» Requirements: Scan the listing below and copy every line holding "režīmu".

##### Records provided #####

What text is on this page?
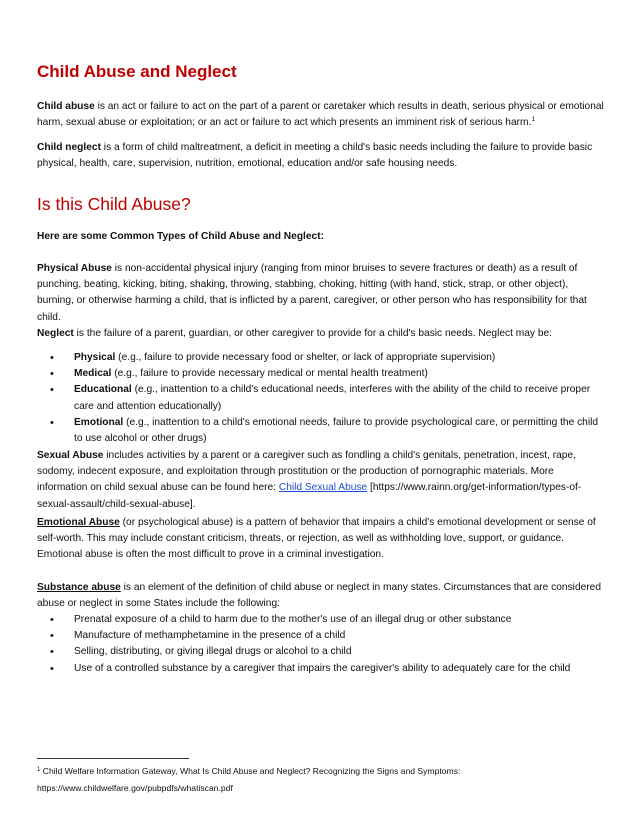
Child Abuse and Neglect

Child abuse is an act or failure to act on the part of a parent or caretaker which results in death, serious physical or emotional harm, sexual abuse or exploitation; or an act or failure to act which presents an imminent risk of serious harm.$^1$

Child neglect is a form of child maltreatment, a deficit in meeting a child's basic needs including the failure to provide basic physical, health, care, supervision, nutrition, emotional, education and/or safe housing needs.

Is this Child Abuse?

Here are some Common Types of Child Abuse and Neglect:

Physical Abuse is non-accidental physical injury (ranging from minor bruises to severe fractures or death) as a result of punching, beating, kicking, biting, shaking, throwing, stabbing, choking, hitting (with hand, stick, strap, or other object), burning, or otherwise harming a child, that is inflicted by a parent, caregiver, or other person who has responsibility for that child.

Neglect is the failure of a parent, guardian, or other caregiver to provide for a child's basic needs. Neglect may be:

• Physical (e.g., failure to provide necessary food or shelter, or lack of appropriate supervision)
• Medical (e.g., failure to provide necessary medical or mental health treatment)
• Educational (e.g., inattention to a child's educational needs, interferes with the ability of the child to receive proper care and attention educationally)
• Emotional (e.g., inattention to a child's emotional needs, failure to provide psychological care, or permitting the child to use alcohol or other drugs)

Sexual Abuse includes activities by a parent or a caregiver such as fondling a child's genitals, penetration, incest, rape, sodomy, indecent exposure, and exploitation through prostitution or the production of pornographic materials. More information on child sexual abuse can be found here: Child Sexual Abuse [https://www.rainn.org/get-information/types-of-sexual-assault/child-sexual-abuse].

Emotional Abuse (or psychological abuse) is a pattern of behavior that impairs a child's emotional development or sense of self-worth. This may include constant criticism, threats, or rejection, as well as withholding love, support, or guidance. Emotional abuse is often the most difficult to prove in a criminal investigation.

Substance abuse is an element of the definition of child abuse or neglect in many states. Circumstances that are considered abuse or neglect in some States include the following:

• Prenatal exposure of a child to harm due to the mother's use of an illegal drug or other substance
• Manufacture of methamphetamine in the presence of a child
• Selling, distributing, or giving illegal drugs or alcohol to a child
• Use of a controlled substance by a caregiver that impairs the caregiver's ability to adequately care for the child
$^1$ Child Welfare Information Gateway, What Is Child Abuse and Neglect? Recognizing the Signs and Symptoms:
https://www.childwelfare.gov/pubpdfs/whatiscan.pdf
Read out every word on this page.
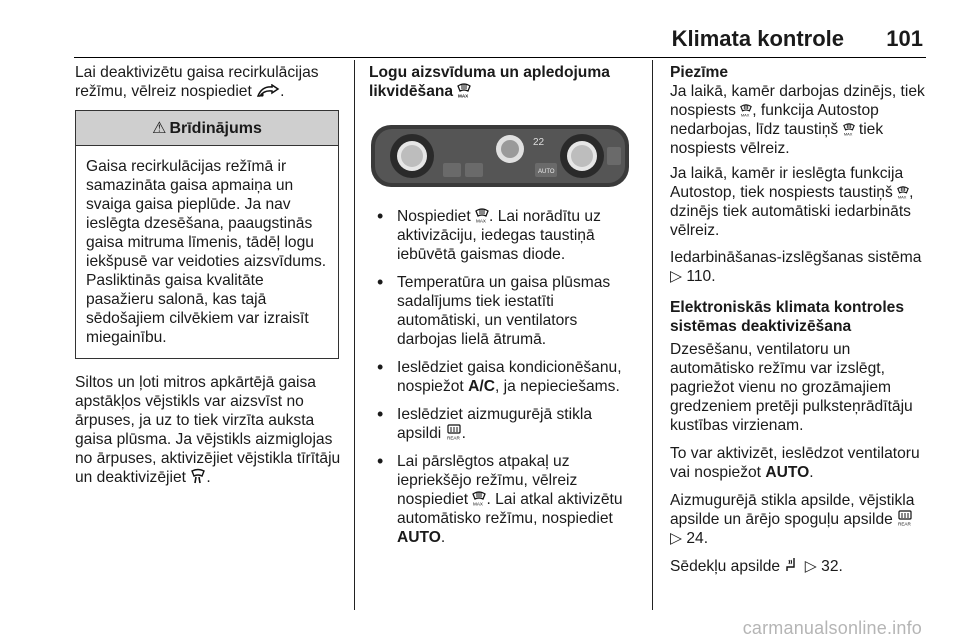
Klimata kontrole 101

Lai deaktivizētu gaisa recirkulācijas režīmu, vēlreiz nospiediet .

⚠ Brīdinājums
Gaisa recirkulācijas režīmā ir samazināta gaisa apmaiņa un svaiga gaisa pieplūde. Ja nav ieslēgta dzesēšana, paaugstinās gaisa mitruma līmenis, tādēļ logu iekšpusē var veidoties aizsvīdums. Pasliktinās gaisa kvalitāte pasažieru salonā, kas tajā sēdošajiem cilvēkiem var izraisīt miegainību.

Siltos un ļoti mitros apkārtējā gaisa apstākļos vējstikls var aizsvīst no ārpuses, ja uz to tiek virzīta auksta gaisa plūsma. Ja vējstikls aizmiglojas no ārpuses, aktivizējiet vējstikla tīrītāju un deaktivizējiet .

Logu aizsvīduma un apledojuma likvidēšana MAX
22
AUTO
• Nospiediet MAX . Lai norādītu uz aktivizāciju, iedegas taustiņā iebūvētā gaismas diode.
• Temperatūra un gaisa plūsmas sadalījums tiek iestatīti automātiski, un ventilators darbojas lielā ātrumā.
• Ieslēdziet gaisa kondicionēšanu, nospiežot A/C, ja nepieciešams.
• Ieslēdziet aizmugurējā stikla apsildi REAR .
• Lai pārslēgtos atpakaļ uz iepriekšējo režīmu, vēlreiz nospiediet MAX . Lai atkal aktivizētu automātisko režīmu, nospiediet AUTO.
Piezīme

Ja laikā, kamēr darbojas dzinējs, tiek nospiests MAX , funkcija Autostop nedarbojas, līdz taustiņš MAX tiek nospiests vēlreiz.

Ja laikā, kamēr ir ieslēgta funkcija Autostop, tiek nospiests taustiņš MAX , dzinējs tiek automātiski iedarbināts vēlreiz.

Iedarbināšanas-izslēgšanas sistēma
▷ 110.

Elektroniskās klimata kontroles sistēmas deaktivizēšana

Dzesēšanu, ventilatoru un automātisko režīmu var izslēgt, pagriežot vienu no grozāmajiem gredzeniem pretēji pulksteņrādītāju kustības virzienam.

To var aktivizēt, ieslēdzot ventilatoru vai nospiežot AUTO.

Aizmugurējā stikla apsilde, vējstikla apsilde un ārējo spoguļu apsilde REAR

▷ 24.

Sēdekļu apsilde ▷ 32.

carmanualsonline.info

#####

» Final result:
Lai deaktivizētu gaisa recirkulācijas režīmu, vēlreiz nospiediet .
• Lai pārslēgtos atpakaļ uz iepriekšējo režīmu, vēlreiz nospiediet MAX . Lai atkal aktivizētu automātisko režīmu, nospiediet AUTO.
Dzesēšanu, ventilatoru un automātisko režīmu var izslēgt, pagriežot vienu no grozāmajiem gredzeniem pretēji pulksteņrādītāju kustības virzienam.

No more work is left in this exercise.